[Data entries for graphics]
-------

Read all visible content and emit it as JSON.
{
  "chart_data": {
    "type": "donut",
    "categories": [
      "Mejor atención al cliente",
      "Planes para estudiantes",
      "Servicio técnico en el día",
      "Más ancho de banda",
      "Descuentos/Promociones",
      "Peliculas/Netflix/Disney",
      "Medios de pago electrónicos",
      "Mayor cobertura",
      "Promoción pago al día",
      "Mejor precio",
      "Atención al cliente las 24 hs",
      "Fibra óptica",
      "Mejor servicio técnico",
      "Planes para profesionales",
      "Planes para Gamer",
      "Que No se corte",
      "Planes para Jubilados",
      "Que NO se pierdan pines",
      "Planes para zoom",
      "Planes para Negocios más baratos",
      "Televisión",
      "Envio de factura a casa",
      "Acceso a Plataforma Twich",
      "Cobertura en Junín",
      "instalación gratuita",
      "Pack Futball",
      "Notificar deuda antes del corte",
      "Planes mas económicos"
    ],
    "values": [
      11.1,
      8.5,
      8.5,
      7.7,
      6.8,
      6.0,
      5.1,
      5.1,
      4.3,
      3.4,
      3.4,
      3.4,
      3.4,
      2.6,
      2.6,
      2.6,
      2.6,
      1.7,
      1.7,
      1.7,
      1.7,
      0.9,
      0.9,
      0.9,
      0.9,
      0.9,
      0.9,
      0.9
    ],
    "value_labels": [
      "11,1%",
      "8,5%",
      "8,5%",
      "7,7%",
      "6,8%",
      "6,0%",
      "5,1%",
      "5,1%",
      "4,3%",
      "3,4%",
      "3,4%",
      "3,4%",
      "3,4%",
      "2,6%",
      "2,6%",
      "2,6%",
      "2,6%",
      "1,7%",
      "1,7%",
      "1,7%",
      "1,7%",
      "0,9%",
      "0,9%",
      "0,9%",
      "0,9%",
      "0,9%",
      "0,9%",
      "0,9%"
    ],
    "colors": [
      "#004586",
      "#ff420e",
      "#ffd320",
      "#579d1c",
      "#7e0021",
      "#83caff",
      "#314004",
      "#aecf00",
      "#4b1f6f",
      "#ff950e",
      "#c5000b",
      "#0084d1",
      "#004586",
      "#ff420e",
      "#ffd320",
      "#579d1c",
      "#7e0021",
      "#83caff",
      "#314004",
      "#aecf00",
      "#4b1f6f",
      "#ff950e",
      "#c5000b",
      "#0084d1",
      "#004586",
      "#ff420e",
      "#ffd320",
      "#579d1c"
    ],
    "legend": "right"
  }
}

-------

[DIRECTIVE] Reproduce the full listing exactly.

[THE OUTPUT]
Read all visible content and emit it as JSON.
{
  "chart_data": {
    "type": "donut",
    "categories": [
      "Mejor atención al cliente",
      "Planes para estudiantes",
      "Servicio técnico en el día",
      "Más ancho de banda",
      "Descuentos/Promociones",
      "Peliculas/Netflix/Disney",
      "Medios de pago electrónicos",
      "Mayor cobertura",
      "Promoción pago al día",
      "Mejor precio",
      "Atención al cliente las 24 hs",
      "Fibra óptica",
      "Mejor servicio técnico",
      "Planes para profesionales",
      "Planes para Gamer",
      "Que No se corte",
      "Planes para Jubilados",
      "Que NO se pierdan pines",
      "Planes para zoom",
      "Planes para Negocios más baratos",
      "Televisión",
      "Envio de factura a casa",
      "Acceso a Plataforma Twich",
      "Cobertura en Junín",
      "instalación gratuita",
      "Pack Futball",
      "Notificar deuda antes del corte",
      "Planes mas económicos"
    ],
    "values": [
      11.1,
      8.5,
      8.5,
      7.7,
      6.8,
      6.0,
      5.1,
      5.1,
      4.3,
      3.4,
      3.4,
      3.4,
      3.4,
      2.6,
      2.6,
      2.6,
      2.6,
      1.7,
      1.7,
      1.7,
      1.7,
      0.9,
      0.9,
      0.9,
      0.9,
      0.9,
      0.9,
      0.9
    ],
    "value_labels": [
      "11,1%",
      "8,5%",
      "8,5%",
      "7,7%",
      "6,8%",
      "6,0%",
      "5,1%",
      "5,1%",
      "4,3%",
      "3,4%",
      "3,4%",
      "3,4%",
      "3,4%",
      "2,6%",
      "2,6%",
      "2,6%",
      "2,6%",
      "1,7%",
      "1,7%",
      "1,7%",
      "1,7%",
      "0,9%",
      "0,9%",
      "0,9%",
      "0,9%",
      "0,9%",
      "0,9%",
      "0,9%"
    ],
    "colors": [
      "#004586",
      "#ff420e",
      "#ffd320",
      "#579d1c",
      "#7e0021",
      "#83caff",
      "#314004",
      "#aecf00",
      "#4b1f6f",
      "#ff950e",
      "#c5000b",
      "#0084d1",
      "#004586",
      "#ff420e",
      "#ffd320",
      "#579d1c",
      "#7e0021",
      "#83caff",
      "#314004",
      "#aecf00",
      "#4b1f6f",
      "#ff950e",
      "#c5000b",
      "#0084d1",
      "#004586",
      "#ff420e",
      "#ffd320",
      "#579d1c"
    ],
    "legend": "right"
  }
}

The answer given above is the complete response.